▶ _Task instructions_: Can you transcribe every entry word for word, skipping the images?

▶ _Provided records_:
***

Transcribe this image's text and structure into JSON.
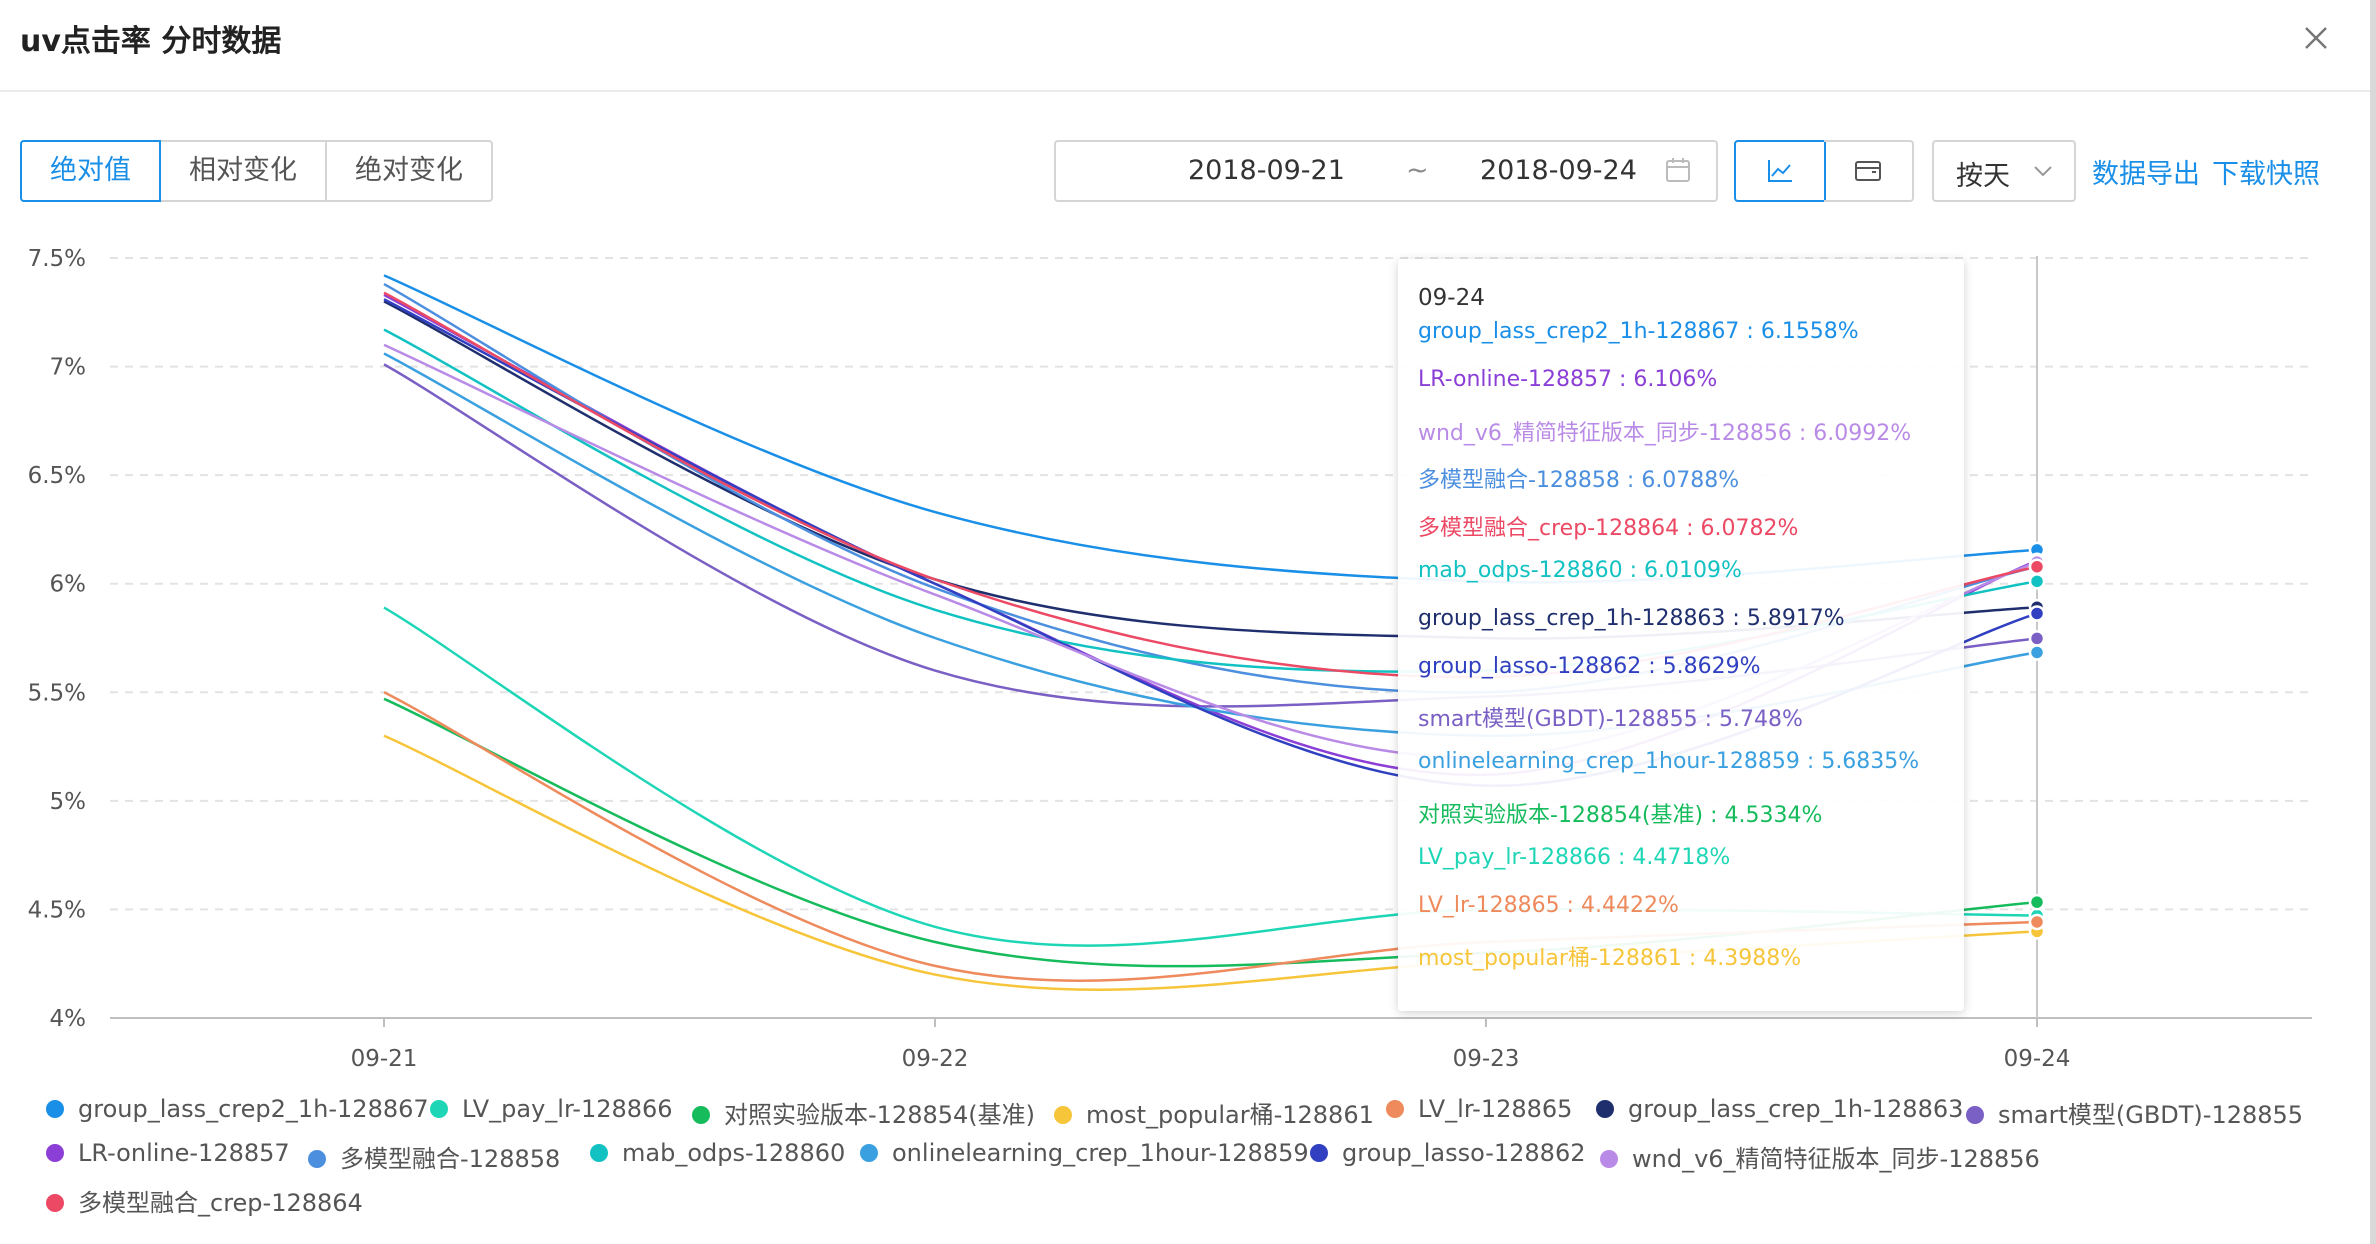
{
  "dialog": {
    "title": "uv点击率 分时数据",
    "close_icon": "close-icon"
  },
  "toolbar": {
    "tabs": [
      "绝对值",
      "相对变化",
      "绝对变化"
    ],
    "active_tab": "绝对值",
    "date_start": "2018-09-21",
    "date_separator": "~",
    "date_end": "2018-09-24",
    "calendar_icon": "calendar-icon",
    "view_line_icon": "line-chart-icon",
    "view_table_icon": "table-icon",
    "granularity": "按天",
    "export_label": "数据导出",
    "snapshot_label": "下载快照",
    "accent_color": "#1a8fe8"
  },
  "tooltip": {
    "date": "09-24",
    "rows": [
      {
        "text": "group_lass_crep2_1h-128867 : 6.1558%",
        "color": "#1a8fe8"
      },
      {
        "text": "LR-online-128857 : 6.106%",
        "color": "#8b3fd6"
      },
      {
        "text": "wnd_v6_精简特征版本_同步-128856 : 6.0992%",
        "color": "#b98be6"
      },
      {
        "text": "多模型融合-128858 : 6.0788%",
        "color": "#4c8fde"
      },
      {
        "text": "多模型融合_crep-128864 : 6.0782%",
        "color": "#ec4964"
      },
      {
        "text": "mab_odps-128860 : 6.0109%",
        "color": "#12c2c2"
      },
      {
        "text": "group_lass_crep_1h-128863 : 5.8917%",
        "color": "#1f2f6e"
      },
      {
        "text": "group_lasso-128862 : 5.8629%",
        "color": "#3040c0"
      },
      {
        "text": "smart模型(GBDT)-128855 : 5.748%",
        "color": "#7a5fc4"
      },
      {
        "text": "onlinelearning_crep_1hour-128859 : 5.6835%",
        "color": "#3aa0e0"
      },
      {
        "text": "对照实验版本-128854(基准) : 4.5334%",
        "color": "#16bb5c"
      },
      {
        "text": "LV_pay_lr-128866 : 4.4718%",
        "color": "#1ed6b6"
      },
      {
        "text": "LV_lr-128865 : 4.4422%",
        "color": "#ee8a5c"
      },
      {
        "text": "most_popular桶-128861 : 4.3988%",
        "color": "#f7c53a"
      }
    ]
  },
  "chart_data": {
    "type": "line",
    "title": "",
    "xlabel": "",
    "ylabel": "",
    "categories": [
      "09-21",
      "09-22",
      "09-23",
      "09-24"
    ],
    "ylim": [
      4,
      7.5
    ],
    "y_ticks": [
      "4%",
      "4.5%",
      "5%",
      "5.5%",
      "6%",
      "6.5%",
      "7%",
      "7.5%"
    ],
    "y_unit": "%",
    "grid": "horizontal dashed",
    "legend_position": "bottom",
    "crosshair_at": "09-24",
    "series": [
      {
        "name": "group_lass_crep2_1h-128867",
        "color": "#1a8fe8",
        "values": [
          7.42,
          6.33,
          6.01,
          6.1558
        ]
      },
      {
        "name": "LV_pay_lr-128866",
        "color": "#1ed6b6",
        "values": [
          5.89,
          4.42,
          4.5,
          4.4718
        ]
      },
      {
        "name": "对照实验版本-128854(基准)",
        "color": "#16bb5c",
        "values": [
          5.47,
          4.35,
          4.3,
          4.5334
        ]
      },
      {
        "name": "most_popular桶-128861",
        "color": "#f7c53a",
        "values": [
          5.3,
          4.2,
          4.26,
          4.3988
        ]
      },
      {
        "name": "LV_lr-128865",
        "color": "#ee8a5c",
        "values": [
          5.5,
          4.24,
          4.35,
          4.4422
        ]
      },
      {
        "name": "group_lass_crep_1h-128863",
        "color": "#1f2f6e",
        "values": [
          7.3,
          6.02,
          5.75,
          5.8917
        ]
      },
      {
        "name": "smart模型(GBDT)-128855",
        "color": "#7a5fc4",
        "values": [
          7.01,
          5.6,
          5.48,
          5.748
        ]
      },
      {
        "name": "LR-online-128857",
        "color": "#8b3fd6",
        "values": [
          7.33,
          6.0,
          5.12,
          6.106
        ]
      },
      {
        "name": "多模型融合-128858",
        "color": "#4c8fde",
        "values": [
          7.38,
          5.98,
          5.5,
          6.0788
        ]
      },
      {
        "name": "mab_odps-128860",
        "color": "#12c2c2",
        "values": [
          7.17,
          5.88,
          5.6,
          6.0109
        ]
      },
      {
        "name": "onlinelearning_crep_1hour-128859",
        "color": "#3aa0e0",
        "values": [
          7.06,
          5.75,
          5.3,
          5.6835
        ]
      },
      {
        "name": "group_lasso-128862",
        "color": "#3040c0",
        "values": [
          7.31,
          6.0,
          5.07,
          5.8629
        ]
      },
      {
        "name": "wnd_v6_精简特征版本_同步-128856",
        "color": "#b98be6",
        "values": [
          7.1,
          5.95,
          5.2,
          6.0992
        ]
      },
      {
        "name": "多模型融合_crep-128864",
        "color": "#ec4964",
        "values": [
          7.34,
          6.02,
          5.57,
          6.0782
        ]
      }
    ]
  }
}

***

▶ _Result_:
Transcribe this image's text and structure into JSON.
{
  "dialog": {
    "title": "uv点击率 分时数据",
    "close_icon": "close-icon"
  },
  "toolbar": {
    "tabs": [
      "绝对值",
      "相对变化",
      "绝对变化"
    ],
    "active_tab": "绝对值",
    "date_start": "2018-09-21",
    "date_separator": "~",
    "date_end": "2018-09-24",
    "calendar_icon": "calendar-icon",
    "view_line_icon": "line-chart-icon",
    "view_table_icon": "table-icon",
    "granularity": "按天",
    "export_label": "数据导出",
    "snapshot_label": "下载快照",
    "accent_color": "#1a8fe8"
  },
  "tooltip": {
    "date": "09-24",
    "rows": [
      {
        "text": "group_lass_crep2_1h-128867 : 6.1558%",
        "color": "#1a8fe8"
      },
      {
        "text": "LR-online-128857 : 6.106%",
        "color": "#8b3fd6"
      },
      {
        "text": "wnd_v6_精简特征版本_同步-128856 : 6.0992%",
        "color": "#b98be6"
      },
      {
        "text": "多模型融合-128858 : 6.0788%",
        "color": "#4c8fde"
      },
      {
        "text": "多模型融合_crep-128864 : 6.0782%",
        "color": "#ec4964"
      },
      {
        "text": "mab_odps-128860 : 6.0109%",
        "color": "#12c2c2"
      },
      {
        "text": "group_lass_crep_1h-128863 : 5.8917%",
        "color": "#1f2f6e"
      },
      {
        "text": "group_lasso-128862 : 5.8629%",
        "color": "#3040c0"
      },
      {
        "text": "smart模型(GBDT)-128855 : 5.748%",
        "color": "#7a5fc4"
      },
      {
        "text": "onlinelearning_crep_1hour-128859 : 5.6835%",
        "color": "#3aa0e0"
      },
      {
        "text": "对照实验版本-128854(基准) : 4.5334%",
        "color": "#16bb5c"
      },
      {
        "text": "LV_pay_lr-128866 : 4.4718%",
        "color": "#1ed6b6"
      },
      {
        "text": "LV_lr-128865 : 4.4422%",
        "color": "#ee8a5c"
      },
      {
        "text": "most_popular桶-128861 : 4.3988%",
        "color": "#f7c53a"
      }
    ]
  },
  "chart_data": {
    "type": "line",
    "title": "",
    "xlabel": "",
    "ylabel": "",
    "categories": [
      "09-21",
      "09-22",
      "09-23",
      "09-24"
    ],
    "ylim": [
      4,
      7.5
    ],
    "y_ticks": [
      "4%",
      "4.5%",
      "5%",
      "5.5%",
      "6%",
      "6.5%",
      "7%",
      "7.5%"
    ],
    "y_unit": "%",
    "grid": "horizontal dashed",
    "legend_position": "bottom",
    "crosshair_at": "09-24",
    "series": [
      {
        "name": "group_lass_crep2_1h-128867",
        "color": "#1a8fe8",
        "values": [
          7.42,
          6.33,
          6.01,
          6.1558
        ]
      },
      {
        "name": "LV_pay_lr-128866",
        "color": "#1ed6b6",
        "values": [
          5.89,
          4.42,
          4.5,
          4.4718
        ]
      },
      {
        "name": "对照实验版本-128854(基准)",
        "color": "#16bb5c",
        "values": [
          5.47,
          4.35,
          4.3,
          4.5334
        ]
      },
      {
        "name": "most_popular桶-128861",
        "color": "#f7c53a",
        "values": [
          5.3,
          4.2,
          4.26,
          4.3988
        ]
      },
      {
        "name": "LV_lr-128865",
        "color": "#ee8a5c",
        "values": [
          5.5,
          4.24,
          4.35,
          4.4422
        ]
      },
      {
        "name": "group_lass_crep_1h-128863",
        "color": "#1f2f6e",
        "values": [
          7.3,
          6.02,
          5.75,
          5.8917
        ]
      },
      {
        "name": "smart模型(GBDT)-128855",
        "color": "#7a5fc4",
        "values": [
          7.01,
          5.6,
          5.48,
          5.748
        ]
      },
      {
        "name": "LR-online-128857",
        "color": "#8b3fd6",
        "values": [
          7.33,
          6.0,
          5.12,
          6.106
        ]
      },
      {
        "name": "多模型融合-128858",
        "color": "#4c8fde",
        "values": [
          7.38,
          5.98,
          5.5,
          6.0788
        ]
      },
      {
        "name": "mab_odps-128860",
        "color": "#12c2c2",
        "values": [
          7.17,
          5.88,
          5.6,
          6.0109
        ]
      },
      {
        "name": "onlinelearning_crep_1hour-128859",
        "color": "#3aa0e0",
        "values": [
          7.06,
          5.75,
          5.3,
          5.6835
        ]
      },
      {
        "name": "group_lasso-128862",
        "color": "#3040c0",
        "values": [
          7.31,
          6.0,
          5.07,
          5.8629
        ]
      },
      {
        "name": "wnd_v6_精简特征版本_同步-128856",
        "color": "#b98be6",
        "values": [
          7.1,
          5.95,
          5.2,
          6.0992
        ]
      },
      {
        "name": "多模型融合_crep-128864",
        "color": "#ec4964",
        "values": [
          7.34,
          6.02,
          5.57,
          6.0782
        ]
      }
    ]
  }
}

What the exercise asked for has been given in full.